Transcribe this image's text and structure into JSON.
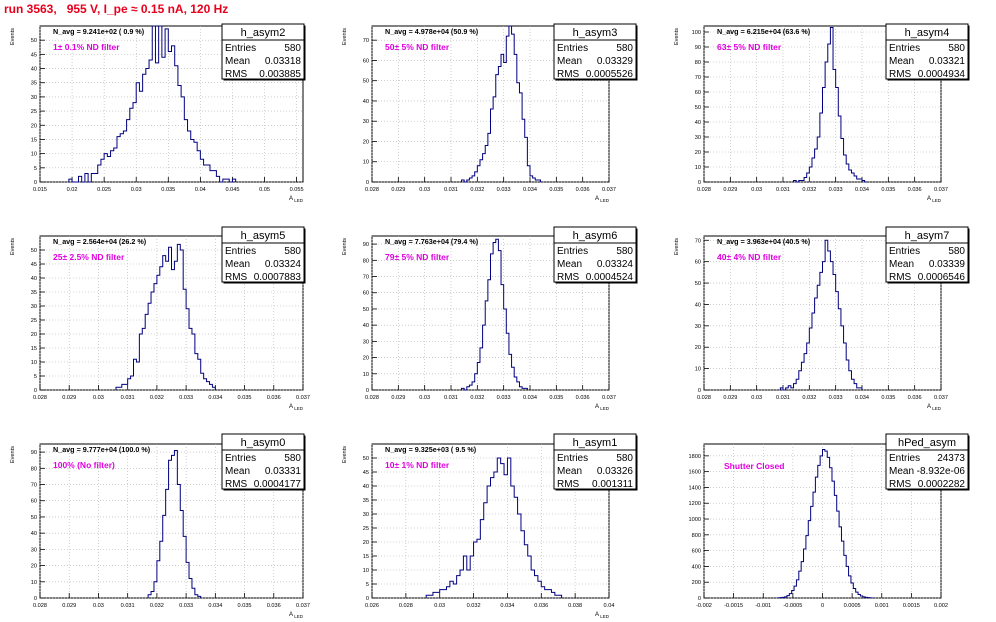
{
  "page": {
    "title": "run 3563,   955 V, I_pe ≈ 0.15 nA, 120 Hz"
  },
  "chart_data": [
    {
      "type": "histogram",
      "name": "h_asym2",
      "stats": {
        "Entries": "580",
        "Mean": "0.03318",
        "RMS": "0.003885"
      },
      "navg": "N_avg = 9.241e+02 ( 0.9 %)",
      "filter": "1± 0.1% ND filter",
      "xlabel": "A_LED",
      "ylabel": "Events",
      "xlim": [
        0.015,
        0.056
      ],
      "ylim": [
        0,
        55
      ],
      "xticks": [
        "0.015",
        "0.02",
        "0.025",
        "0.03",
        "0.035",
        "0.04",
        "0.045",
        "0.05",
        "0.055"
      ],
      "yticks": [
        "0",
        "5",
        "10",
        "15",
        "20",
        "25",
        "30",
        "35",
        "40",
        "45",
        "50"
      ],
      "bin_start": 0.0195,
      "bin_width": 0.0005,
      "counts": [
        1,
        0,
        0,
        2,
        0,
        3,
        0,
        3,
        3,
        6,
        8,
        10,
        9,
        11,
        12,
        16,
        17,
        18,
        22,
        26,
        28,
        35,
        32,
        38,
        40,
        43,
        55,
        42,
        55,
        44,
        54,
        46,
        48,
        41,
        34,
        30,
        22,
        18,
        15,
        14,
        11,
        8,
        6,
        6,
        4,
        4,
        2,
        0,
        1,
        1,
        0,
        1
      ]
    },
    {
      "type": "histogram",
      "name": "h_asym3",
      "stats": {
        "Entries": "580",
        "Mean": "0.03329",
        "RMS": "0.0005526"
      },
      "navg": "N_avg = 4.978e+04 (50.9 %)",
      "filter": "50± 5% ND filter",
      "xlabel": "A_LED",
      "ylabel": "Events",
      "xlim": [
        0.028,
        0.037
      ],
      "ylim": [
        0,
        77
      ],
      "xticks": [
        "0.028",
        "0.029",
        "0.03",
        "0.031",
        "0.032",
        "0.033",
        "0.034",
        "0.035",
        "0.036",
        "0.037"
      ],
      "yticks": [
        "0",
        "10",
        "20",
        "30",
        "40",
        "50",
        "60",
        "70"
      ],
      "bin_start": 0.0314,
      "bin_width": 0.0001,
      "counts": [
        1,
        0,
        1,
        2,
        3,
        5,
        8,
        11,
        14,
        18,
        24,
        36,
        42,
        53,
        57,
        63,
        59,
        72,
        77,
        73,
        63,
        49,
        44,
        31,
        22,
        8,
        3,
        2,
        1,
        1
      ]
    },
    {
      "type": "histogram",
      "name": "h_asym4",
      "stats": {
        "Entries": "580",
        "Mean": "0.03321",
        "RMS": "0.0004934"
      },
      "navg": "N_avg = 6.215e+04 (63.6 %)",
      "filter": "63± 5% ND filter",
      "xlabel": "A_LED",
      "ylabel": "Events",
      "xlim": [
        0.028,
        0.037
      ],
      "ylim": [
        0,
        104
      ],
      "xticks": [
        "0.028",
        "0.029",
        "0.03",
        "0.031",
        "0.032",
        "0.033",
        "0.034",
        "0.035",
        "0.036",
        "0.037"
      ],
      "yticks": [
        "0",
        "10",
        "20",
        "30",
        "40",
        "50",
        "60",
        "70",
        "80",
        "90",
        "100"
      ],
      "bin_start": 0.0314,
      "bin_width": 0.0001,
      "counts": [
        1,
        0,
        1,
        1,
        3,
        6,
        10,
        16,
        22,
        30,
        46,
        63,
        80,
        92,
        103,
        75,
        63,
        44,
        29,
        18,
        12,
        8,
        6,
        4,
        2,
        2,
        1,
        0
      ]
    },
    {
      "type": "histogram",
      "name": "h_asym5",
      "stats": {
        "Entries": "580",
        "Mean": "0.03324",
        "RMS": "0.0007883"
      },
      "navg": "N_avg = 2.564e+04 (26.2 %)",
      "filter": "25± 2.5% ND filter",
      "xlabel": "A_LED",
      "ylabel": "Events",
      "xlim": [
        0.028,
        0.037
      ],
      "ylim": [
        0,
        55
      ],
      "xticks": [
        "0.028",
        "0.029",
        "0.03",
        "0.031",
        "0.032",
        "0.033",
        "0.034",
        "0.035",
        "0.036",
        "0.037"
      ],
      "yticks": [
        "0",
        "5",
        "10",
        "15",
        "20",
        "25",
        "30",
        "35",
        "40",
        "45",
        "50"
      ],
      "bin_start": 0.0306,
      "bin_width": 0.0001,
      "counts": [
        1,
        1,
        2,
        2,
        4,
        5,
        11,
        10,
        20,
        22,
        27,
        31,
        35,
        38,
        41,
        44,
        48,
        46,
        51,
        43,
        46,
        52,
        50,
        36,
        29,
        22,
        20,
        13,
        11,
        6,
        4,
        3,
        2,
        1
      ]
    },
    {
      "type": "histogram",
      "name": "h_asym6",
      "stats": {
        "Entries": "580",
        "Mean": "0.03324",
        "RMS": "0.0004524"
      },
      "navg": "N_avg = 7.763e+04 (79.4 %)",
      "filter": "79± 5% ND filter",
      "xlabel": "A_LED",
      "ylabel": "Events",
      "xlim": [
        0.028,
        0.037
      ],
      "ylim": [
        0,
        95
      ],
      "xticks": [
        "0.028",
        "0.029",
        "0.03",
        "0.031",
        "0.032",
        "0.033",
        "0.034",
        "0.035",
        "0.036",
        "0.037"
      ],
      "yticks": [
        "0",
        "10",
        "20",
        "30",
        "40",
        "50",
        "60",
        "70",
        "80",
        "90"
      ],
      "bin_start": 0.0314,
      "bin_width": 0.0001,
      "counts": [
        1,
        0,
        2,
        3,
        5,
        10,
        17,
        26,
        40,
        55,
        68,
        84,
        91,
        93,
        86,
        65,
        50,
        35,
        22,
        14,
        8,
        5,
        2,
        1,
        1
      ]
    },
    {
      "type": "histogram",
      "name": "h_asym7",
      "stats": {
        "Entries": "580",
        "Mean": "0.03339",
        "RMS": "0.0006546"
      },
      "navg": "N_avg = 3.963e+04 (40.5 %)",
      "filter": "40± 4% ND filter",
      "xlabel": "A_LED",
      "ylabel": "Events",
      "xlim": [
        0.028,
        0.037
      ],
      "ylim": [
        0,
        72
      ],
      "xticks": [
        "0.028",
        "0.029",
        "0.03",
        "0.031",
        "0.032",
        "0.033",
        "0.034",
        "0.035",
        "0.036",
        "0.037"
      ],
      "yticks": [
        "0",
        "10",
        "20",
        "30",
        "40",
        "50",
        "60",
        "70"
      ],
      "bin_start": 0.0309,
      "bin_width": 0.0001,
      "counts": [
        1,
        0,
        1,
        2,
        1,
        3,
        5,
        9,
        13,
        17,
        22,
        29,
        36,
        43,
        49,
        55,
        60,
        70,
        65,
        60,
        54,
        46,
        38,
        30,
        22,
        14,
        9,
        5,
        3,
        1,
        1
      ]
    },
    {
      "type": "histogram",
      "name": "h_asym0",
      "stats": {
        "Entries": "580",
        "Mean": "0.03331",
        "RMS": "0.0004177"
      },
      "navg": "N_avg = 9.777e+04 (100.0 %)",
      "filter": "100% (No filter)",
      "xlabel": "A_LED",
      "ylabel": "Events",
      "xlim": [
        0.028,
        0.037
      ],
      "ylim": [
        0,
        95
      ],
      "xticks": [
        "0.028",
        "0.029",
        "0.03",
        "0.031",
        "0.032",
        "0.033",
        "0.034",
        "0.035",
        "0.036",
        "0.037"
      ],
      "yticks": [
        "0",
        "10",
        "20",
        "30",
        "40",
        "50",
        "60",
        "70",
        "80",
        "90"
      ],
      "bin_start": 0.0317,
      "bin_width": 0.0001,
      "counts": [
        2,
        4,
        10,
        23,
        35,
        51,
        67,
        85,
        88,
        91,
        70,
        54,
        38,
        22,
        12,
        6,
        2,
        1
      ]
    },
    {
      "type": "histogram",
      "name": "h_asym1",
      "stats": {
        "Entries": "580",
        "Mean": "0.03326",
        "RMS": "0.001311"
      },
      "navg": "N_avg = 9.325e+03 ( 9.5 %)",
      "filter": "10± 1% ND filter",
      "xlabel": "A_LED",
      "ylabel": "Events",
      "xlim": [
        0.026,
        0.04
      ],
      "ylim": [
        0,
        55
      ],
      "xticks": [
        "0.026",
        "0.028",
        "0.03",
        "0.032",
        "0.034",
        "0.036",
        "0.038",
        "0.04"
      ],
      "yticks": [
        "0",
        "5",
        "10",
        "15",
        "20",
        "25",
        "30",
        "35",
        "40",
        "45",
        "50"
      ],
      "bin_start": 0.0292,
      "bin_width": 0.0002,
      "counts": [
        1,
        1,
        2,
        2,
        3,
        3,
        4,
        6,
        5,
        8,
        10,
        15,
        10,
        15,
        20,
        21,
        28,
        34,
        40,
        43,
        45,
        50,
        48,
        44,
        50,
        40,
        36,
        30,
        24,
        19,
        15,
        10,
        8,
        6,
        4,
        3,
        3,
        2,
        1,
        1
      ]
    },
    {
      "type": "histogram",
      "name": "hPed_asym",
      "stats": {
        "Entries": "24373",
        "Mean": "-8.932e-06",
        "RMS": "0.0002282"
      },
      "navg": "",
      "filter": "Shutter Closed",
      "xlabel": "",
      "ylabel": "",
      "xlim": [
        -0.002,
        0.002
      ],
      "ylim": [
        0,
        1950
      ],
      "xticks": [
        "-0.002",
        "-0.0015",
        "-0.001",
        "-0.0005",
        "0",
        "0.0005",
        "0.001",
        "0.0015",
        "0.002"
      ],
      "yticks": [
        "0",
        "200",
        "400",
        "600",
        "800",
        "1000",
        "1200",
        "1400",
        "1600",
        "1800"
      ],
      "bin_start": -0.00076,
      "bin_width": 4e-05,
      "counts": [
        2,
        4,
        8,
        15,
        30,
        55,
        95,
        150,
        230,
        340,
        460,
        620,
        790,
        980,
        1160,
        1340,
        1530,
        1680,
        1800,
        1880,
        1860,
        1780,
        1650,
        1480,
        1300,
        1100,
        900,
        720,
        540,
        400,
        280,
        190,
        120,
        75,
        45,
        25,
        14,
        8,
        4,
        2
      ]
    }
  ]
}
---
→ WHAT IS BEING ASKED
Gather all lines of the records that include the word "name".

→ SOLVED EXERCISE
      "name": "h_asym2",
      "name": "h_asym3",
      "name": "h_asym4",
      "name": "h_asym5",
      "name": "h_asym6",
      "name": "h_asym7",
      "name": "h_asym0",
      "name": "h_asym1",
      "name": "hPed_asym",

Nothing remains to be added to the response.